[Entries taken from a collection]
——————————
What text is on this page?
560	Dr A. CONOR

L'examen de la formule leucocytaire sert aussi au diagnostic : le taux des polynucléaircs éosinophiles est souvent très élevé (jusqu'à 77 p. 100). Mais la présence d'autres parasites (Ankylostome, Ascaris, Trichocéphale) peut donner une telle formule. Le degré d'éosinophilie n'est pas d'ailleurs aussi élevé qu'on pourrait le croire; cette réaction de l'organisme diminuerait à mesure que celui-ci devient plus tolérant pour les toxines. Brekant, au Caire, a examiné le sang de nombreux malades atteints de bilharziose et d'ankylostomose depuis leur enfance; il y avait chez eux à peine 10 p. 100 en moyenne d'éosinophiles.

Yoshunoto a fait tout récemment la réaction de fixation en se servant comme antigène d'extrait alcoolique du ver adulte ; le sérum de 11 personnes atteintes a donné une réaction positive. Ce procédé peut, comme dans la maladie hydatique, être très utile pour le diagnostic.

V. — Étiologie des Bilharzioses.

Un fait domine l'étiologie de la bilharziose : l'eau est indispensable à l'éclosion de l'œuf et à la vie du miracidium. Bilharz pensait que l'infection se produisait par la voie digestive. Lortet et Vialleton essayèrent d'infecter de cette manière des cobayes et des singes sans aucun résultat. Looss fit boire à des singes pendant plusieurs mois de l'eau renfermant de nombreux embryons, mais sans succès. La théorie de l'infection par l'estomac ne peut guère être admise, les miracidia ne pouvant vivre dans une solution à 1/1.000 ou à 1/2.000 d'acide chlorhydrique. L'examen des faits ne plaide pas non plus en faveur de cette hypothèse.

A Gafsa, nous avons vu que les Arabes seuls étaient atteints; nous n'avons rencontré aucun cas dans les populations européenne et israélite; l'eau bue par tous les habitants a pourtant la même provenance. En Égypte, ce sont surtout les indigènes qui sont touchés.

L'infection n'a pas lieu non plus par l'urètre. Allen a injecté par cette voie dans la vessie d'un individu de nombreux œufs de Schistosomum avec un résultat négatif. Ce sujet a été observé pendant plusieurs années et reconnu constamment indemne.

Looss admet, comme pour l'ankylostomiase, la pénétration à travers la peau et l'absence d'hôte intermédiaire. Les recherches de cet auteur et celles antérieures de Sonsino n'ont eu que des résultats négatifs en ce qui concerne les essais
——————————
- [REQUIREMENT]
Give the data again in full, exactly.

- [REPLY TO THE EXERCISE]
What text is on this page?
560	Dr A. CONOR

L'examen de la formule leucocytaire sert aussi au diagnostic : le taux des polynucléaircs éosinophiles est souvent très élevé (jusqu'à 77 p. 100). Mais la présence d'autres parasites (Ankylostome, Ascaris, Trichocéphale) peut donner une telle formule. Le degré d'éosinophilie n'est pas d'ailleurs aussi élevé qu'on pourrait le croire; cette réaction de l'organisme diminuerait à mesure que celui-ci devient plus tolérant pour les toxines. Brekant, au Caire, a examiné le sang de nombreux malades atteints de bilharziose et d'ankylostomose depuis leur enfance; il y avait chez eux à peine 10 p. 100 en moyenne d'éosinophiles.

Yoshunoto a fait tout récemment la réaction de fixation en se servant comme antigène d'extrait alcoolique du ver adulte ; le sérum de 11 personnes atteintes a donné une réaction positive. Ce procédé peut, comme dans la maladie hydatique, être très utile pour le diagnostic.

V. — Étiologie des Bilharzioses.

Un fait domine l'étiologie de la bilharziose : l'eau est indispensable à l'éclosion de l'œuf et à la vie du miracidium. Bilharz pensait que l'infection se produisait par la voie digestive. Lortet et Vialleton essayèrent d'infecter de cette manière des cobayes et des singes sans aucun résultat. Looss fit boire à des singes pendant plusieurs mois de l'eau renfermant de nombreux embryons, mais sans succès. La théorie de l'infection par l'estomac ne peut guère être admise, les miracidia ne pouvant vivre dans une solution à 1/1.000 ou à 1/2.000 d'acide chlorhydrique. L'examen des faits ne plaide pas non plus en faveur de cette hypothèse.

A Gafsa, nous avons vu que les Arabes seuls étaient atteints; nous n'avons rencontré aucun cas dans les populations européenne et israélite; l'eau bue par tous les habitants a pourtant la même provenance. En Égypte, ce sont surtout les indigènes qui sont touchés.

L'infection n'a pas lieu non plus par l'urètre. Allen a injecté par cette voie dans la vessie d'un individu de nombreux œufs de Schistosomum avec un résultat négatif. Ce sujet a été observé pendant plusieurs années et reconnu constamment indemne.

Looss admet, comme pour l'ankylostomiase, la pénétration à travers la peau et l'absence d'hôte intermédiaire. Les recherches de cet auteur et celles antérieures de Sonsino n'ont eu que des résultats négatifs en ce qui concerne les essais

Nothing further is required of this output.